»»

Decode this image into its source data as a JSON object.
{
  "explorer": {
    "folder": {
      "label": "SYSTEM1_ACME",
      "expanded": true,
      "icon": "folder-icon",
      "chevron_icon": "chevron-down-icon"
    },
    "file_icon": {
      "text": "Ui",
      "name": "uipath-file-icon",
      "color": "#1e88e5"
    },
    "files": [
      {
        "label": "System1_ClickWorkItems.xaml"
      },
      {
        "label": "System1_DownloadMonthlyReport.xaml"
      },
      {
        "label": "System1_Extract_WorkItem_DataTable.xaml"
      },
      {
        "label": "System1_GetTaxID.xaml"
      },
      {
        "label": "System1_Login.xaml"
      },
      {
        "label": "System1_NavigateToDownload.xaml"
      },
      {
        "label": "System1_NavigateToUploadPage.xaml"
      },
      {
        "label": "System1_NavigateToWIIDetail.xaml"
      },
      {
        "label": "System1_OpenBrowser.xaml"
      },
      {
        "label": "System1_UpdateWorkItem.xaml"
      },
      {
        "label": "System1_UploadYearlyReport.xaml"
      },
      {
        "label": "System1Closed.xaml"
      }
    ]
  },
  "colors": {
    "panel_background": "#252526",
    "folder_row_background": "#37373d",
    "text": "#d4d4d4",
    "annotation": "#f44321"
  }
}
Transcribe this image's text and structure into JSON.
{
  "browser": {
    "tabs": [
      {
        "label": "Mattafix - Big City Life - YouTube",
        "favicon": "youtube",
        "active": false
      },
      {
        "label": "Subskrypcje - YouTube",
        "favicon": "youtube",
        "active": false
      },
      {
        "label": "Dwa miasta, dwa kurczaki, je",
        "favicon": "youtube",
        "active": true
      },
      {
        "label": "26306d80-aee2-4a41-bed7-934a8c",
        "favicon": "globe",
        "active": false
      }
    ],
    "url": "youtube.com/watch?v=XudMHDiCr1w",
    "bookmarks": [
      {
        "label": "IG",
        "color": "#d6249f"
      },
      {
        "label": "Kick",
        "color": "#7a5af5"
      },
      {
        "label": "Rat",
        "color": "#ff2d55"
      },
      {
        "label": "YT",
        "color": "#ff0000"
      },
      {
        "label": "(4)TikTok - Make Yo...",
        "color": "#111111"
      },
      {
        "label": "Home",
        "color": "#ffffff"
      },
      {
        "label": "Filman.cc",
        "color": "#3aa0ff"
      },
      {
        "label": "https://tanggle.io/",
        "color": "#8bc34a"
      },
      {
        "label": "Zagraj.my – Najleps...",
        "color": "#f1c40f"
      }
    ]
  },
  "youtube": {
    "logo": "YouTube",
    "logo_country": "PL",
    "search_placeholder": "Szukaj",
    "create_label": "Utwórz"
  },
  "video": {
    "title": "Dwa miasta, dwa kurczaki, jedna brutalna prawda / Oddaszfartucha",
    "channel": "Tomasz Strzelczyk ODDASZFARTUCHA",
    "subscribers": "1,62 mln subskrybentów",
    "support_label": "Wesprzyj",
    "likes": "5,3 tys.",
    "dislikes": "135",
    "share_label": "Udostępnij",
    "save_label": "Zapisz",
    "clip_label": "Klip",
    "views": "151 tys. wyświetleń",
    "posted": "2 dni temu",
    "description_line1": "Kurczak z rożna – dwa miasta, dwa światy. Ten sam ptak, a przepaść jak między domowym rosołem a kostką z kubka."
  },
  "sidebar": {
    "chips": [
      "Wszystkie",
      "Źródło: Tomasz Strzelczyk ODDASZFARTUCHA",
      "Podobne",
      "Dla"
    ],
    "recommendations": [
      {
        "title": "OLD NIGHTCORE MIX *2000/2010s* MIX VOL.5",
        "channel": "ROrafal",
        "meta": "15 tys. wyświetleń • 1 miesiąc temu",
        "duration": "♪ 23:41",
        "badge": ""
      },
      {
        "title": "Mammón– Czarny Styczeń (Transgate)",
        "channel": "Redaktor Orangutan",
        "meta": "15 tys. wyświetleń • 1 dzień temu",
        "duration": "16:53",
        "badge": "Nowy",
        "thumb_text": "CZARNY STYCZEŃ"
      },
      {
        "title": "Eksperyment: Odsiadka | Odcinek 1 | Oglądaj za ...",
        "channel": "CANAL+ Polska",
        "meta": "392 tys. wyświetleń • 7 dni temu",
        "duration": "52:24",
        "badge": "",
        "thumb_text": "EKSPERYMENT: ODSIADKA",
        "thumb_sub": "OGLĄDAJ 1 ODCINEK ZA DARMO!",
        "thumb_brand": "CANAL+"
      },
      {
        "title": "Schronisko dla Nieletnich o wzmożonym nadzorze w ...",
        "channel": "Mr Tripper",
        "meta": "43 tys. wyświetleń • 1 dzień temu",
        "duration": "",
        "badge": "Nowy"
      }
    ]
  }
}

««

[Direction]
Pull out and copy each line containing the string "kurczaki".

[Written solution]
        "label": "Dwa miasta, dwa kurczaki, je",
    "title": "Dwa miasta, dwa kurczaki, jedna brutalna prawda / Oddaszfartucha",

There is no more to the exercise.